La Barka



Saya sempat ngototdengan guru BK yang waktu itu memberikan pengarahan terhadap penjurusan. Kala itu, Guru BK sebisa mungkin menyarankan saya masuk IPA, atau minimal IPS. Tapi saya tetap dengan pilihan pertama : Bahasa. Saya sangat tertarik sastra dan sudah mempersiapkan diri jikalau nanti masuk jurusan bahasa, akan banyak membaca karya sastra. Novel pertama yang saya baca kala itu adalah La Barka, karangan N.H Dini.

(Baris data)
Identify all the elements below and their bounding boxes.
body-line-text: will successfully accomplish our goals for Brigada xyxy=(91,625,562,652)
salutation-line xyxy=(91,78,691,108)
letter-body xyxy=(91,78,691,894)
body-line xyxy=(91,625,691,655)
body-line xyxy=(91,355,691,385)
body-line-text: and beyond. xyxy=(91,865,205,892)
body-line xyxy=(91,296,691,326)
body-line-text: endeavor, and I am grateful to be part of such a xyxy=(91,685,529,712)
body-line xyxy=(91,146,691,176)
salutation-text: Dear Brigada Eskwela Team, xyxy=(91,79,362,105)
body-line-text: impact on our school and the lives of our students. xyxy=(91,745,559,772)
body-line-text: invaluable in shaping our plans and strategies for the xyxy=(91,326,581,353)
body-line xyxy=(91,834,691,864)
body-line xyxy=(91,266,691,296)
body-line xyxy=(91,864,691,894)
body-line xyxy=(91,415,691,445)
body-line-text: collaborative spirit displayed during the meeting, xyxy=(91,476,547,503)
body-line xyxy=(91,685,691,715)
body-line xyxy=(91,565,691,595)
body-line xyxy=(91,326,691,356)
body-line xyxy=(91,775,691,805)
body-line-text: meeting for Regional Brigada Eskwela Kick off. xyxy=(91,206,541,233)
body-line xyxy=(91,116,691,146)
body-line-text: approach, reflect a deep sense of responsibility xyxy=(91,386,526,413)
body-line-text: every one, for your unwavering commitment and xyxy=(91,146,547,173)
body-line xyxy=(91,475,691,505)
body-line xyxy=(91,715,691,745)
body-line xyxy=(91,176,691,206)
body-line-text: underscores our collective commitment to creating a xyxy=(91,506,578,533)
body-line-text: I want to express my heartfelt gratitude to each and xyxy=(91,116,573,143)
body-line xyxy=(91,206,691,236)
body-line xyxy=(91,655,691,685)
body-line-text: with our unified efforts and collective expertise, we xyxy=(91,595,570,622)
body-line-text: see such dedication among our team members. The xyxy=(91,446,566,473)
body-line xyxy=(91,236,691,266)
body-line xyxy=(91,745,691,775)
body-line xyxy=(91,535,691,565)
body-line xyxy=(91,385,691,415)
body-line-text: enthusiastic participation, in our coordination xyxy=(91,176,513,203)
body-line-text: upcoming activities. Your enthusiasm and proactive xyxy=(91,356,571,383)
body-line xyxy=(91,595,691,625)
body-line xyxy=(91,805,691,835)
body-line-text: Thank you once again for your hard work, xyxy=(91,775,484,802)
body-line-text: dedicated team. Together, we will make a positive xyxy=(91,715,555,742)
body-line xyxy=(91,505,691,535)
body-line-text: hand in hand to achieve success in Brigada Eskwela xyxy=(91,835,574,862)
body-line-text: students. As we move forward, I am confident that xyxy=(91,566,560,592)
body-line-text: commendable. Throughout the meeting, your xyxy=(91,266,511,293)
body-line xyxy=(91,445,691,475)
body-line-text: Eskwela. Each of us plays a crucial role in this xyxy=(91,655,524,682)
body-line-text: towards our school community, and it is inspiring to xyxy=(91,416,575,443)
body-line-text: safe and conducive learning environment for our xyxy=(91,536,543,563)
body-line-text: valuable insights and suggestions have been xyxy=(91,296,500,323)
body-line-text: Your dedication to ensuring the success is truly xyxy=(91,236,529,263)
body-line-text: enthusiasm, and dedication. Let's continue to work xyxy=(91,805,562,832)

• **Rangkaian Tugas**
a - Bisakah Anda menyalin kata demi kata bagian teks tentang pilihan jurusan mulai dari "Saya sempat ngototdengan" sampai dengan "karangan N.H Dini."?
b - Jawablah pertanyaan berikut berdasarkan teks tentang pilihan jurusan.
(i) Jurusan apa yang disarankan guru BK kepada penulis?
(ii) Apa pilihan pertama penulis?
(iii) Apa judul novel pertama yang dibaca penulis, dan siapa pengarangnya?
c - Bagaimana kelanjutan teks tentang pilihan jurusan ini setelah kalimat terakhirnya? Tuliskan lanjutannya.
Catatan-catatan tersebut tidak diperlukan.

• **Jawaban Tiap Tugas**
a -
Saya sempat ngototdengan guru BK yang waktu itu memberikan pengarahan terhadap penjurusan. Kala itu, Guru BK sebisa mungkin menyarankan saya masuk IPA, atau minimal IPS. Tapi saya tetap dengan pilihan pertama : Bahasa. Saya sangat tertarik sastra dan sudah mempersiapkan diri jikalau nanti masuk jurusan bahasa, akan banyak membaca karya sastra. Novel pertama yang saya baca kala itu adalah La Barka, karangan N.H Dini.

b -
(i) IPA, atau minimal IPS.
(ii) Bahasa.
(iii) La Barka, karangan N.H Dini.

c -
Sedikit bercerita, saat itu di sekolah saya terdapat tiga penjurusan : IPA, IPS dan Bahasa. Selama ini, jurusan Bahasa selalu dinilai sebagai jurusan yang tak populer. Dan biasanya, jurusan bahasa adalah tempat pelarian bagi mereka yang tak bisa masuk IPA atau IPS. Kala itu, rata-rata teman sekelas saya menjadikan bahasa sebagai pilihan kedua. Pilihan pertamanya mayoritas IPA. Hal itupun juga disarankan ke saya, namun saya mantab untuk memilih bahasa sebagai pilihan pertama dan IPS sebagai pilihan kedua. Tak tertarik sedikitpun untuk masuk IPA, meskipun jurusan itu sangat bergengsi.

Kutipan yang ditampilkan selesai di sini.